Return each line of the material verbatim.

___

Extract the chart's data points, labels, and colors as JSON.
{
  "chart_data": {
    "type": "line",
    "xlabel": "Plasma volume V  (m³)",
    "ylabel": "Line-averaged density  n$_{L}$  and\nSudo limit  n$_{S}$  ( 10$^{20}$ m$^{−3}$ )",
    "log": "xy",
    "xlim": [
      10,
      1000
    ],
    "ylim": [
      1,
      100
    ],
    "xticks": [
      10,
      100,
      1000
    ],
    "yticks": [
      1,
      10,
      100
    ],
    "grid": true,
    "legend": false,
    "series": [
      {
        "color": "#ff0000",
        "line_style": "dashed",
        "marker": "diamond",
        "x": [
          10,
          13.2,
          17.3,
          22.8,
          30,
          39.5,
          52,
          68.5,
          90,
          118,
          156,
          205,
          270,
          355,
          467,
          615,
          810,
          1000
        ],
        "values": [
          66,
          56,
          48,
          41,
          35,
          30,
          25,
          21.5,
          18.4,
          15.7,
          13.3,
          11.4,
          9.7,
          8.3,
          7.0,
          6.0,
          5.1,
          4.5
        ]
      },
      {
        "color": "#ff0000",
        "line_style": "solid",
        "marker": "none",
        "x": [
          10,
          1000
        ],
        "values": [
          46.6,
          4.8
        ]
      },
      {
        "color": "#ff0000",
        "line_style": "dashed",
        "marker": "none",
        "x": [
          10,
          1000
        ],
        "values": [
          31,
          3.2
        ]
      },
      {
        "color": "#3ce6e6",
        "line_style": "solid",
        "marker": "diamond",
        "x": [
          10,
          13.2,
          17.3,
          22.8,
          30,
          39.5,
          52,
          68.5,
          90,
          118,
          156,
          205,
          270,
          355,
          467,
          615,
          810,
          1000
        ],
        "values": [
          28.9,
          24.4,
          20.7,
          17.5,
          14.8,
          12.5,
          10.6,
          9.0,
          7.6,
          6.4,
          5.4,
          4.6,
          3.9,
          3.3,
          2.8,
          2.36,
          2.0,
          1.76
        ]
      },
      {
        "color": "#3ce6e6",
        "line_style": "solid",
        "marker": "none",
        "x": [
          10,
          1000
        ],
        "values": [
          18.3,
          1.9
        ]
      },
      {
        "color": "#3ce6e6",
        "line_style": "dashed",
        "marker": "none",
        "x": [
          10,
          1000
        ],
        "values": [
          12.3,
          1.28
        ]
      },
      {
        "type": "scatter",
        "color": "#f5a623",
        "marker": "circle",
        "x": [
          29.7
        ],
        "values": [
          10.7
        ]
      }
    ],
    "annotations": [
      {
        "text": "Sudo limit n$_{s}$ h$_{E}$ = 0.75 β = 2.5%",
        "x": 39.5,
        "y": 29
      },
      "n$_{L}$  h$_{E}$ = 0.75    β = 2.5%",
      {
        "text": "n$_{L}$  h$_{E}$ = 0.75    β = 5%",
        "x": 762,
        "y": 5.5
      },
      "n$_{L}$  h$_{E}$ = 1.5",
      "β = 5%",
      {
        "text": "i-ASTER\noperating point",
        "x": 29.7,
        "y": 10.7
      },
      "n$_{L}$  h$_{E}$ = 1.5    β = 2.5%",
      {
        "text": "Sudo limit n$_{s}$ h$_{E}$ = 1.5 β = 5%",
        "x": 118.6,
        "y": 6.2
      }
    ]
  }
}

___

▶ Correct output
Extract the chart's data points, labels, and colors as JSON.
{
  "chart_data": {
    "type": "line",
    "xlabel": "Plasma volume V  (m³)",
    "ylabel": "Line-averaged density  n$_{L}$  and\nSudo limit  n$_{S}$  ( 10$^{20}$ m$^{−3}$ )",
    "log": "xy",
    "xlim": [
      10,
      1000
    ],
    "ylim": [
      1,
      100
    ],
    "xticks": [
      10,
      100,
      1000
    ],
    "yticks": [
      1,
      10,
      100
    ],
    "grid": true,
    "legend": false,
    "series": [
      {
        "color": "#ff0000",
        "line_style": "dashed",
        "marker": "diamond",
        "x": [
          10,
          13.2,
          17.3,
          22.8,
          30,
          39.5,
          52,
          68.5,
          90,
          118,
          156,
          205,
          270,
          355,
          467,
          615,
          810,
          1000
        ],
        "values": [
          66,
          56,
          48,
          41,
          35,
          30,
          25,
          21.5,
          18.4,
          15.7,
          13.3,
          11.4,
          9.7,
          8.3,
          7.0,
          6.0,
          5.1,
          4.5
        ]
      },
      {
        "color": "#ff0000",
        "line_style": "solid",
        "marker": "none",
        "x": [
          10,
          1000
        ],
        "values": [
          46.6,
          4.8
        ]
      },
      {
        "color": "#ff0000",
        "line_style": "dashed",
        "marker": "none",
        "x": [
          10,
          1000
        ],
        "values": [
          31,
          3.2
        ]
      },
      {
        "color": "#3ce6e6",
        "line_style": "solid",
        "marker": "diamond",
        "x": [
          10,
          13.2,
          17.3,
          22.8,
          30,
          39.5,
          52,
          68.5,
          90,
          118,
          156,
          205,
          270,
          355,
          467,
          615,
          810,
          1000
        ],
        "values": [
          28.9,
          24.4,
          20.7,
          17.5,
          14.8,
          12.5,
          10.6,
          9.0,
          7.6,
          6.4,
          5.4,
          4.6,
          3.9,
          3.3,
          2.8,
          2.36,
          2.0,
          1.76
        ]
      },
      {
        "color": "#3ce6e6",
        "line_style": "solid",
        "marker": "none",
        "x": [
          10,
          1000
        ],
        "values": [
          18.3,
          1.9
        ]
      },
      {
        "color": "#3ce6e6",
        "line_style": "dashed",
        "marker": "none",
        "x": [
          10,
          1000
        ],
        "values": [
          12.3,
          1.28
        ]
      },
      {
        "type": "scatter",
        "color": "#f5a623",
        "marker": "circle",
        "x": [
          29.7
        ],
        "values": [
          10.7
        ]
      }
    ],
    "annotations": [
      {
        "text": "Sudo limit n$_{s}$ h$_{E}$ = 0.75 β = 2.5%",
        "x": 39.5,
        "y": 29
      },
      "n$_{L}$  h$_{E}$ = 0.75    β = 2.5%",
      {
        "text": "n$_{L}$  h$_{E}$ = 0.75    β = 5%",
        "x": 762,
        "y": 5.5
      },
      "n$_{L}$  h$_{E}$ = 1.5",
      "β = 5%",
      {
        "text": "i-ASTER\noperating point",
        "x": 29.7,
        "y": 10.7
      },
      "n$_{L}$  h$_{E}$ = 1.5    β = 2.5%",
      {
        "text": "Sudo limit n$_{s}$ h$_{E}$ = 1.5 β = 5%",
        "x": 118.6,
        "y": 6.2
      }
    ]
  }
}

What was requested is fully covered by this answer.